:: TASK REQUIREMENTS ::
Set the listing down again exactly, please, apart from its pictures.

Records excerpted from a collection

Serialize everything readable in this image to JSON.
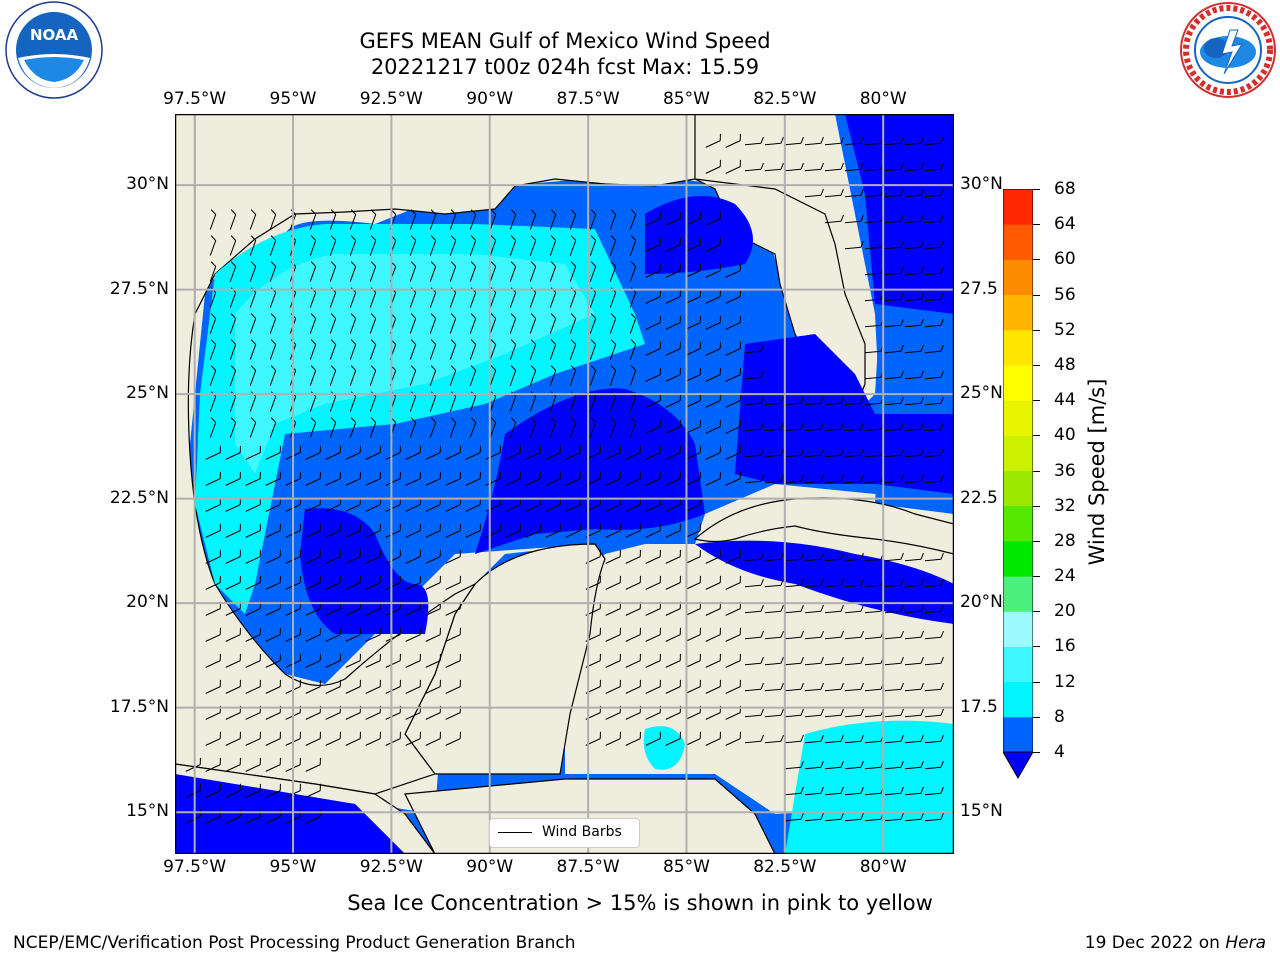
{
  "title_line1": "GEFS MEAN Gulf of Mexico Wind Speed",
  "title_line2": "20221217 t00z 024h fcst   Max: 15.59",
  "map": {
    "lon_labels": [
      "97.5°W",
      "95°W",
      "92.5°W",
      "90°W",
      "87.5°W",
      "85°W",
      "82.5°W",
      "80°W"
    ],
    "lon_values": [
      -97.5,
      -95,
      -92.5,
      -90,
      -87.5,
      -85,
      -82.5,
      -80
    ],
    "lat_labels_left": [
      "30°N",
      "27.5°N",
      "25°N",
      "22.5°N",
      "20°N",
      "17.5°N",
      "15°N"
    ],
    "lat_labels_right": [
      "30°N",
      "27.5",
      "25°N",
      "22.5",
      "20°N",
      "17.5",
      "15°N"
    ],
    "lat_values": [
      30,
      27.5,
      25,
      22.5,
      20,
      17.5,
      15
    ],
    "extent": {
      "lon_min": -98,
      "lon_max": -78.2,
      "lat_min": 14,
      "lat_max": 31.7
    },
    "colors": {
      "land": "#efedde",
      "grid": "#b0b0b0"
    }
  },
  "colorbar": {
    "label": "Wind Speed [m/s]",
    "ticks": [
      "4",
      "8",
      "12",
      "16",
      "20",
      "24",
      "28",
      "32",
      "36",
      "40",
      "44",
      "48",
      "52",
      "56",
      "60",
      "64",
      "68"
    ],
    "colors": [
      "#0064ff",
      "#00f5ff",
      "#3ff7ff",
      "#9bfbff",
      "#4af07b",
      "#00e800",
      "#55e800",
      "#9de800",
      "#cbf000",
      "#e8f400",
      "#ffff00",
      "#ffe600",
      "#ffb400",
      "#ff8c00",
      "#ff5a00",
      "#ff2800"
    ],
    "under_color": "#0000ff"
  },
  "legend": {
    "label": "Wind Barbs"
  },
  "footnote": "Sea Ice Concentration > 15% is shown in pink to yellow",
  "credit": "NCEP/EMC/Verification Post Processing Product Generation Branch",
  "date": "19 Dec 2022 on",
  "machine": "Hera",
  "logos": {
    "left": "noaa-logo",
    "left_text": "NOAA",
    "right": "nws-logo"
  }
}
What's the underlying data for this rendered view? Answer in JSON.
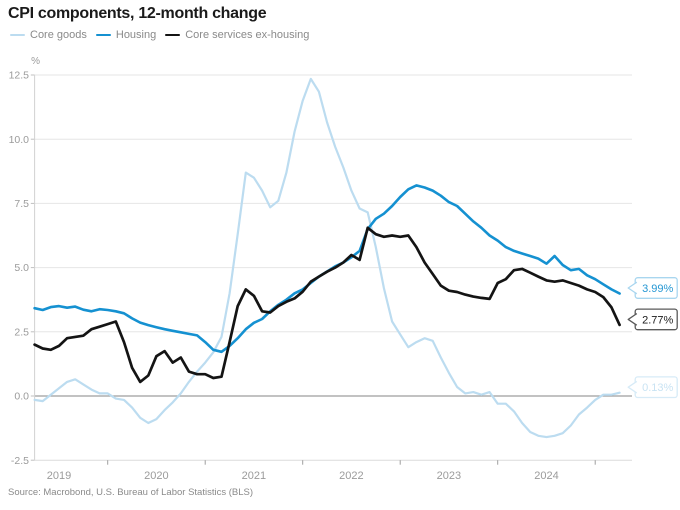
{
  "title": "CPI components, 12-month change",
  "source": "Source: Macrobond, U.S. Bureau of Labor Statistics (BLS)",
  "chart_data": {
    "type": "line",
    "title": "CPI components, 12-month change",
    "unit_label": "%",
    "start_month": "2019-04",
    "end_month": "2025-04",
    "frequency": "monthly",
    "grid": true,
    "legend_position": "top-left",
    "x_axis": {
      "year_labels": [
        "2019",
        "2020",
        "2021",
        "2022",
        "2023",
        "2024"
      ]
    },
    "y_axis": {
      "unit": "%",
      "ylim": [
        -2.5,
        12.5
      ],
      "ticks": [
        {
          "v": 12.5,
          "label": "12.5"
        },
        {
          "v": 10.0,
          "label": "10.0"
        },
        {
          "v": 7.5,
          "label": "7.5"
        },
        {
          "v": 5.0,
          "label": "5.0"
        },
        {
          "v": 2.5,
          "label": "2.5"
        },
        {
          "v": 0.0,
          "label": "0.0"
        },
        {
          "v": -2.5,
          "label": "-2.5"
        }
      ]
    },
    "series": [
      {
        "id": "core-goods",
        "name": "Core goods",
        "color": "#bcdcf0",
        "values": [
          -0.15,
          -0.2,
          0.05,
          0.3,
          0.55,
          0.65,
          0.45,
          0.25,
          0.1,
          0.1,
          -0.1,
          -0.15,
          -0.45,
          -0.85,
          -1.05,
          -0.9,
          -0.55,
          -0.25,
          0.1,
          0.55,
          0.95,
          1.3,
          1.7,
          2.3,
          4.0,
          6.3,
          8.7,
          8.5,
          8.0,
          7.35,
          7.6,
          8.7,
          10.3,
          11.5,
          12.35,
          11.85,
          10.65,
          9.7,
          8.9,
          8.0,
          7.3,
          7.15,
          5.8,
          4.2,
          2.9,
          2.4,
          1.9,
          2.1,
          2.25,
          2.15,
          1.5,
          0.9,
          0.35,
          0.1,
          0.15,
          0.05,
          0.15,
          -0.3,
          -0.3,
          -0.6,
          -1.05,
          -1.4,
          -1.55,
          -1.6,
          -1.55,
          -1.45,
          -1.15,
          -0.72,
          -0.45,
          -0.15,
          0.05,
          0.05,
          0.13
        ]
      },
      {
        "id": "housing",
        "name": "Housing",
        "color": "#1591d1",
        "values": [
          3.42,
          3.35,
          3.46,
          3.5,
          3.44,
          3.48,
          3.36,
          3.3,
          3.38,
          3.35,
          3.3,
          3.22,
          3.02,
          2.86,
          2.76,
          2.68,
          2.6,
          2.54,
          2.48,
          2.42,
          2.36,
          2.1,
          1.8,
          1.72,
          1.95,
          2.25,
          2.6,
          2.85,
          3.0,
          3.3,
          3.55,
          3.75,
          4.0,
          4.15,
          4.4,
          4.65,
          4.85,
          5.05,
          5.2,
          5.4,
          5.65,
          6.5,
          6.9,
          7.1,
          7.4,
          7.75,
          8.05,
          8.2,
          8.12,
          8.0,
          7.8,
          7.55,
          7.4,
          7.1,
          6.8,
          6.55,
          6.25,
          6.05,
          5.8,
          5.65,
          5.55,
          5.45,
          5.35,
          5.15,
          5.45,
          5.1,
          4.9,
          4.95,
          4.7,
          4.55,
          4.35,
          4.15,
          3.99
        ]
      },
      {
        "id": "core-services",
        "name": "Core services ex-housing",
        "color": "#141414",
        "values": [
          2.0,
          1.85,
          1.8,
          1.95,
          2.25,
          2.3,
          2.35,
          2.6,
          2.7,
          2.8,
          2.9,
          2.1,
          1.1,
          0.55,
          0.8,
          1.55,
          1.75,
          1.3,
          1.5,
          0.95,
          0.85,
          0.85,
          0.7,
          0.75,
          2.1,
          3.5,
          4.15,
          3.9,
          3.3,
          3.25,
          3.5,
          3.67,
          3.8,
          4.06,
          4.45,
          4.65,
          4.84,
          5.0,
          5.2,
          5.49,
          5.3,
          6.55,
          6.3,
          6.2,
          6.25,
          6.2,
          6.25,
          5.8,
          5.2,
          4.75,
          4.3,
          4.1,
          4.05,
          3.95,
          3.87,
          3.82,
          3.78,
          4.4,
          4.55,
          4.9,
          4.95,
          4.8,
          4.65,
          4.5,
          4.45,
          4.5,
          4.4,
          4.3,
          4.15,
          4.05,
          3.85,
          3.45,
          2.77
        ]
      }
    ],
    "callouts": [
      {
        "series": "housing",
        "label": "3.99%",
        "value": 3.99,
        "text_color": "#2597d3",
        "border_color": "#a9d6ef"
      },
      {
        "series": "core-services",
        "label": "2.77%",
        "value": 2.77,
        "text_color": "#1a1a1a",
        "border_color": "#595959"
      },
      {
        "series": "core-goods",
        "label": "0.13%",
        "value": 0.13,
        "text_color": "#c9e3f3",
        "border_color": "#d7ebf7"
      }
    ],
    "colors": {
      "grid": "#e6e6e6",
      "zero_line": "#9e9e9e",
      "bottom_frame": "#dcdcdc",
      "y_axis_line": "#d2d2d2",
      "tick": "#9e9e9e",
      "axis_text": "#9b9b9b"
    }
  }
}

:: EXERCISE RESULT ::
Serialize everything readable in this image to JSON.
{
  "title_line1": "GEFS MEAN Gulf of Mexico Wind Speed",
  "title_line2": "20221217 t00z 024h fcst   Max: 15.59",
  "map": {
    "lon_labels": [
      "97.5°W",
      "95°W",
      "92.5°W",
      "90°W",
      "87.5°W",
      "85°W",
      "82.5°W",
      "80°W"
    ],
    "lon_values": [
      -97.5,
      -95,
      -92.5,
      -90,
      -87.5,
      -85,
      -82.5,
      -80
    ],
    "lat_labels_left": [
      "30°N",
      "27.5°N",
      "25°N",
      "22.5°N",
      "20°N",
      "17.5°N",
      "15°N"
    ],
    "lat_labels_right": [
      "30°N",
      "27.5",
      "25°N",
      "22.5",
      "20°N",
      "17.5",
      "15°N"
    ],
    "lat_values": [
      30,
      27.5,
      25,
      22.5,
      20,
      17.5,
      15
    ],
    "extent": {
      "lon_min": -98,
      "lon_max": -78.2,
      "lat_min": 14,
      "lat_max": 31.7
    },
    "colors": {
      "land": "#efedde",
      "grid": "#b0b0b0"
    }
  },
  "colorbar": {
    "label": "Wind Speed [m/s]",
    "ticks": [
      "4",
      "8",
      "12",
      "16",
      "20",
      "24",
      "28",
      "32",
      "36",
      "40",
      "44",
      "48",
      "52",
      "56",
      "60",
      "64",
      "68"
    ],
    "colors": [
      "#0064ff",
      "#00f5ff",
      "#3ff7ff",
      "#9bfbff",
      "#4af07b",
      "#00e800",
      "#55e800",
      "#9de800",
      "#cbf000",
      "#e8f400",
      "#ffff00",
      "#ffe600",
      "#ffb400",
      "#ff8c00",
      "#ff5a00",
      "#ff2800"
    ],
    "under_color": "#0000ff"
  },
  "legend": {
    "label": "Wind Barbs"
  },
  "footnote": "Sea Ice Concentration > 15% is shown in pink to yellow",
  "credit": "NCEP/EMC/Verification Post Processing Product Generation Branch",
  "date": "19 Dec 2022 on",
  "machine": "Hera",
  "logos": {
    "left": "noaa-logo",
    "left_text": "NOAA",
    "right": "nws-logo"
  }
}
What's the underlying data for this rendered view? Answer in JSON.
{
  "title": "CPI components, 12-month change",
  "source": "Source: Macrobond, U.S. Bureau of Labor Statistics (BLS)",
  "chart_data": {
    "type": "line",
    "title": "CPI components, 12-month change",
    "unit_label": "%",
    "start_month": "2019-04",
    "end_month": "2025-04",
    "frequency": "monthly",
    "grid": true,
    "legend_position": "top-left",
    "x_axis": {
      "year_labels": [
        "2019",
        "2020",
        "2021",
        "2022",
        "2023",
        "2024"
      ]
    },
    "y_axis": {
      "unit": "%",
      "ylim": [
        -2.5,
        12.5
      ],
      "ticks": [
        {
          "v": 12.5,
          "label": "12.5"
        },
        {
          "v": 10.0,
          "label": "10.0"
        },
        {
          "v": 7.5,
          "label": "7.5"
        },
        {
          "v": 5.0,
          "label": "5.0"
        },
        {
          "v": 2.5,
          "label": "2.5"
        },
        {
          "v": 0.0,
          "label": "0.0"
        },
        {
          "v": -2.5,
          "label": "-2.5"
        }
      ]
    },
    "series": [
      {
        "id": "core-goods",
        "name": "Core goods",
        "color": "#bcdcf0",
        "values": [
          -0.15,
          -0.2,
          0.05,
          0.3,
          0.55,
          0.65,
          0.45,
          0.25,
          0.1,
          0.1,
          -0.1,
          -0.15,
          -0.45,
          -0.85,
          -1.05,
          -0.9,
          -0.55,
          -0.25,
          0.1,
          0.55,
          0.95,
          1.3,
          1.7,
          2.3,
          4.0,
          6.3,
          8.7,
          8.5,
          8.0,
          7.35,
          7.6,
          8.7,
          10.3,
          11.5,
          12.35,
          11.85,
          10.65,
          9.7,
          8.9,
          8.0,
          7.3,
          7.15,
          5.8,
          4.2,
          2.9,
          2.4,
          1.9,
          2.1,
          2.25,
          2.15,
          1.5,
          0.9,
          0.35,
          0.1,
          0.15,
          0.05,
          0.15,
          -0.3,
          -0.3,
          -0.6,
          -1.05,
          -1.4,
          -1.55,
          -1.6,
          -1.55,
          -1.45,
          -1.15,
          -0.72,
          -0.45,
          -0.15,
          0.05,
          0.05,
          0.13
        ]
      },
      {
        "id": "housing",
        "name": "Housing",
        "color": "#1591d1",
        "values": [
          3.42,
          3.35,
          3.46,
          3.5,
          3.44,
          3.48,
          3.36,
          3.3,
          3.38,
          3.35,
          3.3,
          3.22,
          3.02,
          2.86,
          2.76,
          2.68,
          2.6,
          2.54,
          2.48,
          2.42,
          2.36,
          2.1,
          1.8,
          1.72,
          1.95,
          2.25,
          2.6,
          2.85,
          3.0,
          3.3,
          3.55,
          3.75,
          4.0,
          4.15,
          4.4,
          4.65,
          4.85,
          5.05,
          5.2,
          5.4,
          5.65,
          6.5,
          6.9,
          7.1,
          7.4,
          7.75,
          8.05,
          8.2,
          8.12,
          8.0,
          7.8,
          7.55,
          7.4,
          7.1,
          6.8,
          6.55,
          6.25,
          6.05,
          5.8,
          5.65,
          5.55,
          5.45,
          5.35,
          5.15,
          5.45,
          5.1,
          4.9,
          4.95,
          4.7,
          4.55,
          4.35,
          4.15,
          3.99
        ]
      },
      {
        "id": "core-services",
        "name": "Core services ex-housing",
        "color": "#141414",
        "values": [
          2.0,
          1.85,
          1.8,
          1.95,
          2.25,
          2.3,
          2.35,
          2.6,
          2.7,
          2.8,
          2.9,
          2.1,
          1.1,
          0.55,
          0.8,
          1.55,
          1.75,
          1.3,
          1.5,
          0.95,
          0.85,
          0.85,
          0.7,
          0.75,
          2.1,
          3.5,
          4.15,
          3.9,
          3.3,
          3.25,
          3.5,
          3.67,
          3.8,
          4.06,
          4.45,
          4.65,
          4.84,
          5.0,
          5.2,
          5.49,
          5.3,
          6.55,
          6.3,
          6.2,
          6.25,
          6.2,
          6.25,
          5.8,
          5.2,
          4.75,
          4.3,
          4.1,
          4.05,
          3.95,
          3.87,
          3.82,
          3.78,
          4.4,
          4.55,
          4.9,
          4.95,
          4.8,
          4.65,
          4.5,
          4.45,
          4.5,
          4.4,
          4.3,
          4.15,
          4.05,
          3.85,
          3.45,
          2.77
        ]
      }
    ],
    "callouts": [
      {
        "series": "housing",
        "label": "3.99%",
        "value": 3.99,
        "text_color": "#2597d3",
        "border_color": "#a9d6ef"
      },
      {
        "series": "core-services",
        "label": "2.77%",
        "value": 2.77,
        "text_color": "#1a1a1a",
        "border_color": "#595959"
      },
      {
        "series": "core-goods",
        "label": "0.13%",
        "value": 0.13,
        "text_color": "#c9e3f3",
        "border_color": "#d7ebf7"
      }
    ],
    "colors": {
      "grid": "#e6e6e6",
      "zero_line": "#9e9e9e",
      "bottom_frame": "#dcdcdc",
      "y_axis_line": "#d2d2d2",
      "tick": "#9e9e9e",
      "axis_text": "#9b9b9b"
    }
  }
}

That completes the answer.